◆ **What this task involves**:
All of the lines below are to be transcribed faithfully, with pictures excluded from the copy.

Stored data entries

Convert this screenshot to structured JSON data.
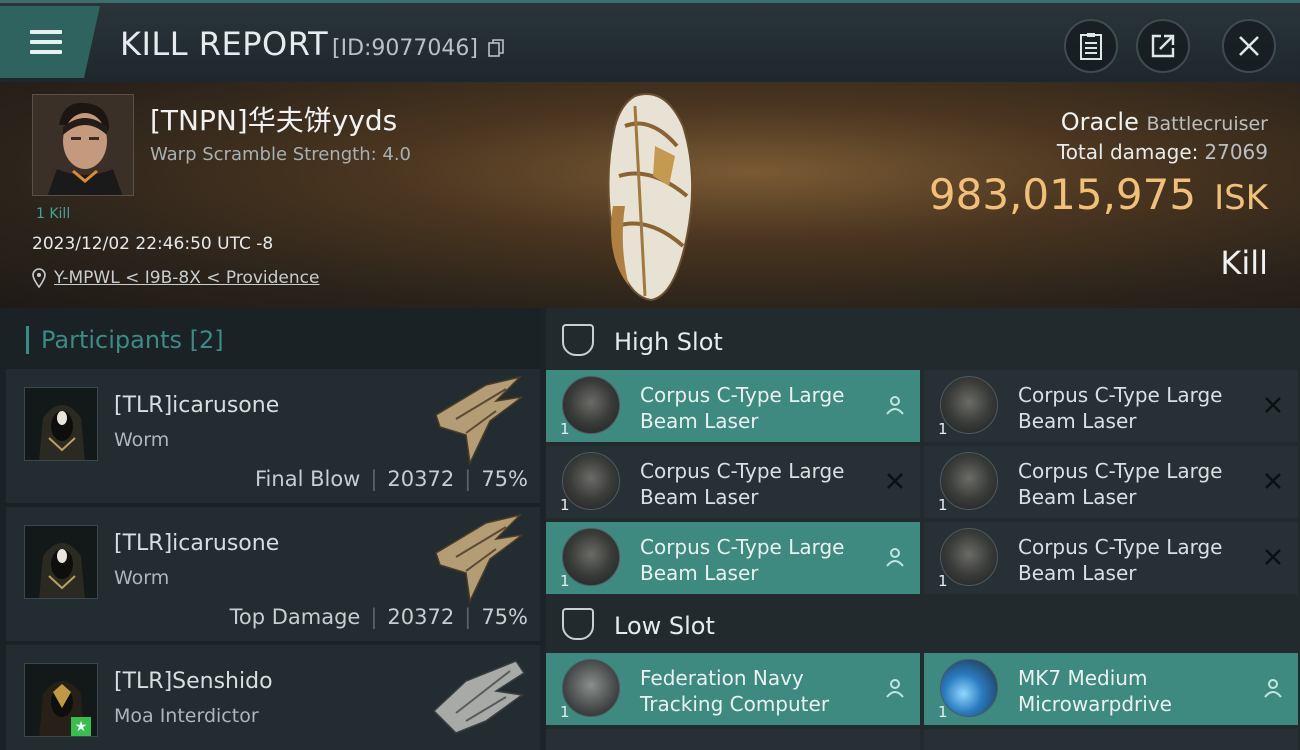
{
  "header": {
    "title": "KILL REPORT",
    "report_id": "[ID:9077046]"
  },
  "victim": {
    "name": "[TNPN]华夫饼yyds",
    "subtitle": "Warp Scramble Strength: 4.0",
    "kills": "1 Kill",
    "datetime": "2023/12/02 22:46:50 UTC -8",
    "location": "Y-MPWL < I9B-8X < Providence",
    "ship_name": "Oracle",
    "ship_class": "Battlecruiser",
    "total_damage_label": "Total damage:",
    "total_damage": "27069",
    "isk_value": "983,015,975",
    "isk_unit": "ISK",
    "result": "Kill"
  },
  "participants": {
    "title": "Participants",
    "count": "[2]",
    "items": [
      {
        "name": "[TLR]icarusone",
        "ship": "Worm",
        "role": "Final Blow",
        "damage": "20372",
        "percent": "75%"
      },
      {
        "name": "[TLR]icarusone",
        "ship": "Worm",
        "role": "Top Damage",
        "damage": "20372",
        "percent": "75%"
      },
      {
        "name": "[TLR]Senshido",
        "ship": "Moa Interdictor"
      }
    ]
  },
  "slots": {
    "high": {
      "label": "High Slot",
      "modules": [
        {
          "name": "Corpus C-Type Large Beam Laser",
          "qty": "1",
          "status": "user-icon"
        },
        {
          "name": "Corpus C-Type Large Beam Laser",
          "qty": "1",
          "status": "destroyed-icon"
        },
        {
          "name": "Corpus C-Type Large Beam Laser",
          "qty": "1",
          "status": "destroyed-icon"
        },
        {
          "name": "Corpus C-Type Large Beam Laser",
          "qty": "1",
          "status": "destroyed-icon"
        },
        {
          "name": "Corpus C-Type Large Beam Laser",
          "qty": "1",
          "status": "user-icon"
        },
        {
          "name": "Corpus C-Type Large Beam Laser",
          "qty": "1",
          "status": "destroyed-icon"
        }
      ]
    },
    "low": {
      "label": "Low Slot",
      "modules": [
        {
          "name": "Federation Navy Tracking Computer",
          "qty": "1",
          "status": "user-icon"
        },
        {
          "name": "MK7 Medium Microwarpdrive",
          "qty": "1",
          "status": "user-icon"
        }
      ]
    }
  },
  "colors": {
    "accent": "#3f8a80",
    "isk": "#f0c078",
    "menu": "#2f6360"
  }
}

◆ **Solution**:
Convert this screenshot to structured JSON data.
{
  "header": {
    "title": "KILL REPORT",
    "report_id": "[ID:9077046]"
  },
  "victim": {
    "name": "[TNPN]华夫饼yyds",
    "subtitle": "Warp Scramble Strength: 4.0",
    "kills": "1 Kill",
    "datetime": "2023/12/02 22:46:50 UTC -8",
    "location": "Y-MPWL < I9B-8X < Providence",
    "ship_name": "Oracle",
    "ship_class": "Battlecruiser",
    "total_damage_label": "Total damage:",
    "total_damage": "27069",
    "isk_value": "983,015,975",
    "isk_unit": "ISK",
    "result": "Kill"
  },
  "participants": {
    "title": "Participants",
    "count": "[2]",
    "items": [
      {
        "name": "[TLR]icarusone",
        "ship": "Worm",
        "role": "Final Blow",
        "damage": "20372",
        "percent": "75%"
      },
      {
        "name": "[TLR]icarusone",
        "ship": "Worm",
        "role": "Top Damage",
        "damage": "20372",
        "percent": "75%"
      },
      {
        "name": "[TLR]Senshido",
        "ship": "Moa Interdictor"
      }
    ]
  },
  "slots": {
    "high": {
      "label": "High Slot",
      "modules": [
        {
          "name": "Corpus C-Type Large Beam Laser",
          "qty": "1",
          "status": "user-icon"
        },
        {
          "name": "Corpus C-Type Large Beam Laser",
          "qty": "1",
          "status": "destroyed-icon"
        },
        {
          "name": "Corpus C-Type Large Beam Laser",
          "qty": "1",
          "status": "destroyed-icon"
        },
        {
          "name": "Corpus C-Type Large Beam Laser",
          "qty": "1",
          "status": "destroyed-icon"
        },
        {
          "name": "Corpus C-Type Large Beam Laser",
          "qty": "1",
          "status": "user-icon"
        },
        {
          "name": "Corpus C-Type Large Beam Laser",
          "qty": "1",
          "status": "destroyed-icon"
        }
      ]
    },
    "low": {
      "label": "Low Slot",
      "modules": [
        {
          "name": "Federation Navy Tracking Computer",
          "qty": "1",
          "status": "user-icon"
        },
        {
          "name": "MK7 Medium Microwarpdrive",
          "qty": "1",
          "status": "user-icon"
        }
      ]
    }
  },
  "colors": {
    "accent": "#3f8a80",
    "isk": "#f0c078",
    "menu": "#2f6360"
  }
}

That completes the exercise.